*THE EXERCISE*: Write each line out exactly, leaving none out.

[Saved entries]
★ ★ ★ ★
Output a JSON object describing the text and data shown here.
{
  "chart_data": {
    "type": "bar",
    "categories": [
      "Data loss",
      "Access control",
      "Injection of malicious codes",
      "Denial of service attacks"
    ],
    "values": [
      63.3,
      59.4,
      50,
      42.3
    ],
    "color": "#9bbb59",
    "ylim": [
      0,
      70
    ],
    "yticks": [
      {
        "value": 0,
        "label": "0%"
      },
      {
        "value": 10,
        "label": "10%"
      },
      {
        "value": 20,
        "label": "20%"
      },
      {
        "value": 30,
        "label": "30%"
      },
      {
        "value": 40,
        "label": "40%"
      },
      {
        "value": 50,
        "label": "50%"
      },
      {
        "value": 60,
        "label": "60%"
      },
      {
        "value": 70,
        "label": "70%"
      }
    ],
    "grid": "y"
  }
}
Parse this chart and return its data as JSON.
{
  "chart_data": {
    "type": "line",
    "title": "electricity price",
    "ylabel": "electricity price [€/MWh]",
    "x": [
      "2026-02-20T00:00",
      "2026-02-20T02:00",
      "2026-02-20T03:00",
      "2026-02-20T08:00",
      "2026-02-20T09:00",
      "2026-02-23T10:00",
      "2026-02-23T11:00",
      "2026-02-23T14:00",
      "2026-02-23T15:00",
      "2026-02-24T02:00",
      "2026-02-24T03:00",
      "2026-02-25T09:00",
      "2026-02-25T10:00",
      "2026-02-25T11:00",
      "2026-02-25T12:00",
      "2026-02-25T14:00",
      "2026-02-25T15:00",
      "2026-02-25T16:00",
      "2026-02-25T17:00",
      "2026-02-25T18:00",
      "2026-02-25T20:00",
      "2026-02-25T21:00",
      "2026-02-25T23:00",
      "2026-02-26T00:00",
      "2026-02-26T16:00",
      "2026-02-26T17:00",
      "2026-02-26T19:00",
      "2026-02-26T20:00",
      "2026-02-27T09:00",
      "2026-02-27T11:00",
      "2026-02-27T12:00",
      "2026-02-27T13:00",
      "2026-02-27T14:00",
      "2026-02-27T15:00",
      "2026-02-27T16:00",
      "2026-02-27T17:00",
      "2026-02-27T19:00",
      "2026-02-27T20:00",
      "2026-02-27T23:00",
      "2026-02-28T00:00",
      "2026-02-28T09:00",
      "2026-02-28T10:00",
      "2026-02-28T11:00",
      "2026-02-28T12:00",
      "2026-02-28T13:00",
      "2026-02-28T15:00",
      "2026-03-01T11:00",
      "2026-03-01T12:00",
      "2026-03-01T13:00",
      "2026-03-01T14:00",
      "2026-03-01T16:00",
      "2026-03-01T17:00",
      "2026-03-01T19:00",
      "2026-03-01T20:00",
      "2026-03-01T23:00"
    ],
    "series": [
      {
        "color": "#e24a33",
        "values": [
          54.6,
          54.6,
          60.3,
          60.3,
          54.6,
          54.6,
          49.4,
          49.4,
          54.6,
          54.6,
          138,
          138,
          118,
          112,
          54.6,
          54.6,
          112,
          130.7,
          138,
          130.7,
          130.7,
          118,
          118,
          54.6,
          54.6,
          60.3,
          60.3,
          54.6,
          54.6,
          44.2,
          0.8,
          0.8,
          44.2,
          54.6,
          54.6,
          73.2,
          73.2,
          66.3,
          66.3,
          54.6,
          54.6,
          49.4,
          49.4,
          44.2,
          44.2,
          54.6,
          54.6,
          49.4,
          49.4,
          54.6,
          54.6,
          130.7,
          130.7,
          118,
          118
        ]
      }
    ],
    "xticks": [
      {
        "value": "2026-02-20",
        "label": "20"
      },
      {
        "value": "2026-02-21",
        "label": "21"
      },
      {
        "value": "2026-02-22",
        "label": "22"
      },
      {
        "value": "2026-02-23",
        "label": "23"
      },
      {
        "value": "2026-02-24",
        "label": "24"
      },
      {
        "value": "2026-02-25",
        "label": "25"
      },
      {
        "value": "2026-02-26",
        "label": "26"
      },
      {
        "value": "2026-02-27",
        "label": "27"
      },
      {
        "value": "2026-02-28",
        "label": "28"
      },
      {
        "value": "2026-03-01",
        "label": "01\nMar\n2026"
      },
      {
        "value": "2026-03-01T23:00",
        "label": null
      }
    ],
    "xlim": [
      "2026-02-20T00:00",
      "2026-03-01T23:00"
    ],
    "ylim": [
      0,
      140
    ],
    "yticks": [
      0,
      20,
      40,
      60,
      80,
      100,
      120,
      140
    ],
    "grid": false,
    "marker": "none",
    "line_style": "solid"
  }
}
★ ★ ★ ★
*FINAL RESULT*:
Output a JSON object describing the text and data shown here.
{
  "chart_data": {
    "type": "bar",
    "categories": [
      "Data loss",
      "Access control",
      "Injection of malicious codes",
      "Denial of service attacks"
    ],
    "values": [
      63.3,
      59.4,
      50,
      42.3
    ],
    "color": "#9bbb59",
    "ylim": [
      0,
      70
    ],
    "yticks": [
      {
        "value": 0,
        "label": "0%"
      },
      {
        "value": 10,
        "label": "10%"
      },
      {
        "value": 20,
        "label": "20%"
      },
      {
        "value": 30,
        "label": "30%"
      },
      {
        "value": 40,
        "label": "40%"
      },
      {
        "value": 50,
        "label": "50%"
      },
      {
        "value": 60,
        "label": "60%"
      },
      {
        "value": 70,
        "label": "70%"
      }
    ],
    "grid": "y"
  }
}
Parse this chart and return its data as JSON.
{
  "chart_data": {
    "type": "line",
    "title": "electricity price",
    "ylabel": "electricity price [€/MWh]",
    "x": [
      "2026-02-20T00:00",
      "2026-02-20T02:00",
      "2026-02-20T03:00",
      "2026-02-20T08:00",
      "2026-02-20T09:00",
      "2026-02-23T10:00",
      "2026-02-23T11:00",
      "2026-02-23T14:00",
      "2026-02-23T15:00",
      "2026-02-24T02:00",
      "2026-02-24T03:00",
      "2026-02-25T09:00",
      "2026-02-25T10:00",
      "2026-02-25T11:00",
      "2026-02-25T12:00",
      "2026-02-25T14:00",
      "2026-02-25T15:00",
      "2026-02-25T16:00",
      "2026-02-25T17:00",
      "2026-02-25T18:00",
      "2026-02-25T20:00",
      "2026-02-25T21:00",
      "2026-02-25T23:00",
      "2026-02-26T00:00",
      "2026-02-26T16:00",
      "2026-02-26T17:00",
      "2026-02-26T19:00",
      "2026-02-26T20:00",
      "2026-02-27T09:00",
      "2026-02-27T11:00",
      "2026-02-27T12:00",
      "2026-02-27T13:00",
      "2026-02-27T14:00",
      "2026-02-27T15:00",
      "2026-02-27T16:00",
      "2026-02-27T17:00",
      "2026-02-27T19:00",
      "2026-02-27T20:00",
      "2026-02-27T23:00",
      "2026-02-28T00:00",
      "2026-02-28T09:00",
      "2026-02-28T10:00",
      "2026-02-28T11:00",
      "2026-02-28T12:00",
      "2026-02-28T13:00",
      "2026-02-28T15:00",
      "2026-03-01T11:00",
      "2026-03-01T12:00",
      "2026-03-01T13:00",
      "2026-03-01T14:00",
      "2026-03-01T16:00",
      "2026-03-01T17:00",
      "2026-03-01T19:00",
      "2026-03-01T20:00",
      "2026-03-01T23:00"
    ],
    "series": [
      {
        "color": "#e24a33",
        "values": [
          54.6,
          54.6,
          60.3,
          60.3,
          54.6,
          54.6,
          49.4,
          49.4,
          54.6,
          54.6,
          138,
          138,
          118,
          112,
          54.6,
          54.6,
          112,
          130.7,
          138,
          130.7,
          130.7,
          118,
          118,
          54.6,
          54.6,
          60.3,
          60.3,
          54.6,
          54.6,
          44.2,
          0.8,
          0.8,
          44.2,
          54.6,
          54.6,
          73.2,
          73.2,
          66.3,
          66.3,
          54.6,
          54.6,
          49.4,
          49.4,
          44.2,
          44.2,
          54.6,
          54.6,
          49.4,
          49.4,
          54.6,
          54.6,
          130.7,
          130.7,
          118,
          118
        ]
      }
    ],
    "xticks": [
      {
        "value": "2026-02-20",
        "label": "20"
      },
      {
        "value": "2026-02-21",
        "label": "21"
      },
      {
        "value": "2026-02-22",
        "label": "22"
      },
      {
        "value": "2026-02-23",
        "label": "23"
      },
      {
        "value": "2026-02-24",
        "label": "24"
      },
      {
        "value": "2026-02-25",
        "label": "25"
      },
      {
        "value": "2026-02-26",
        "label": "26"
      },
      {
        "value": "2026-02-27",
        "label": "27"
      },
      {
        "value": "2026-02-28",
        "label": "28"
      },
      {
        "value": "2026-03-01",
        "label": "01\nMar\n2026"
      },
      {
        "value": "2026-03-01T23:00",
        "label": null
      }
    ],
    "xlim": [
      "2026-02-20T00:00",
      "2026-03-01T23:00"
    ],
    "ylim": [
      0,
      140
    ],
    "yticks": [
      0,
      20,
      40,
      60,
      80,
      100,
      120,
      140
    ],
    "grid": false,
    "marker": "none",
    "line_style": "solid"
  }
}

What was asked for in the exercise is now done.